Write the next part of the interview with historical fiction author Mary Lancaster, picking up after its last answer.

[Begin SOURCE PASSAGE]

Interview with historical fiction author Mary Lancaster…

Greetings boys and girls–happy Monday. I’m so lucky to introduce an amazing author I discovered a couple of months ago, Ms. Mary Lancaster. Like I’m known to do, I randomly purchased, A Prince to be Feared, the true story of one of my favorite historical characters … Vlad Dracula. Wow. I loved it. Let’s get to know this talented writer.


Mary Lancaster’s first love was historical fiction. Since then, she has grown to love coffee, chocolate, red wine, and black and white films – simultaneously where possible. She hates housework.

As a direct consequence of the first love, she studied history at St. Andrews University, after which she worked variously as an editorial assistant, researcher, and librarian. Although she has always written stories for her own entertainment, she began to make serious efforts toward publication in order to distract herself from a job she disliked. She now writes full time at her seaside home in Scotland, which she shares with her husband and three children.

Such an enchanted life … Scotland.

What inspired you to become a writer? 

Reading! I wanted to write the kind of stories I most enjoyed. And the past is full of inspiration for me!

[End SOURCE PASSAGE]
[Begin DATA LINES]

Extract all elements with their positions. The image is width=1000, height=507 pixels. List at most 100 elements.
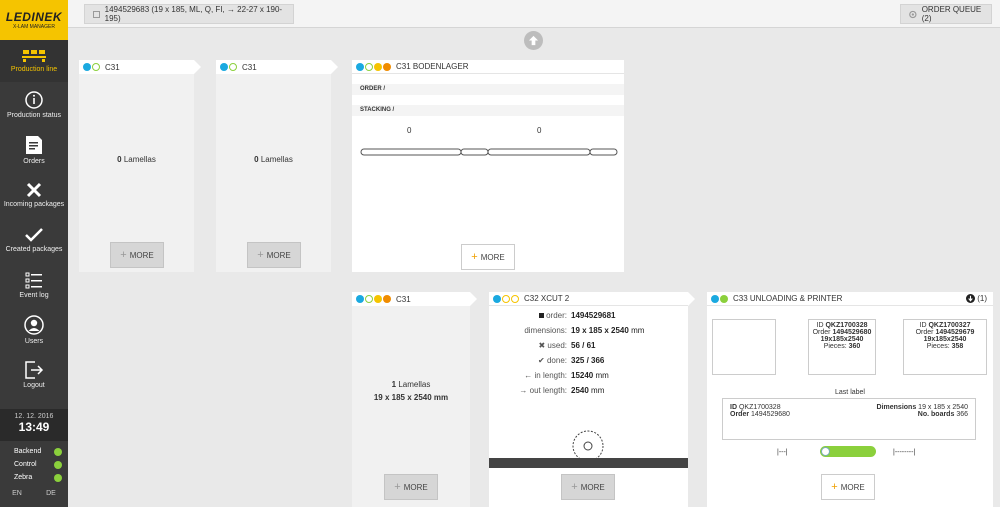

[End DATA LINES]

RESULT FOR THIS EXERCISE:
Are you a plotter or panster?

Half and half probably (Planster?) I used to be more of a pantser – got an idea and started writing, followed where it led. But I found this can lead to very rambling and not very coherent stories that need a lot of work to lick into shape. Now I tend to plan at least a vague story outline before I start – although it’s always subject to change! – and sometimes I plan difficult sections in more detail.

At what age did you write  your first novel?

I was probably twelve or thirteen, but in all honesty, it wasn’t much of a novel! I was in my late twenties before I began to write anything I was prepared to let anyone else see. And in my early thirties before I finished A WORLD TO WIN in any publishable form.

Give us some background on your books/series. Share your favorite scene. Who’s your favorite hero/heroine?     

My books are all from widely differing backgrounds and periods of history.      AN ENDLESS EXILE is largely eleventh century England, focusing on the      outlaw hero Hereward and his strong-minded if long-suffering wife (who tells the story).

A WORLD TO WIN features another rebel, a Hungarian revolutionary of 1848 and his love affair with a Scottish governess.

And the unlikely hero of A PRINCE TO BE FEARED is Vlad Dracula, fifteenth      century Prince of Wallachia who was not, I believe, nearly as black as he’s been painted! Like my other heroes, Vlad is a somewhat larger than life character. I love writing about people like that, people who stand out in their own time. I don’t think I could choose a favourite, because they’re all favourite when I’m      writing them, and stay with me afterwards too.

Hmm, a favourite scene…Since A PRINCE TO BE FEARED is my latest novel, I’m torn between this innocent, romantic scene when Vlad first falls in love with Ilona, and a more traumatic reunion much later when they haven’t seen each other for twelve years. Here’s both, and Violetta can choose.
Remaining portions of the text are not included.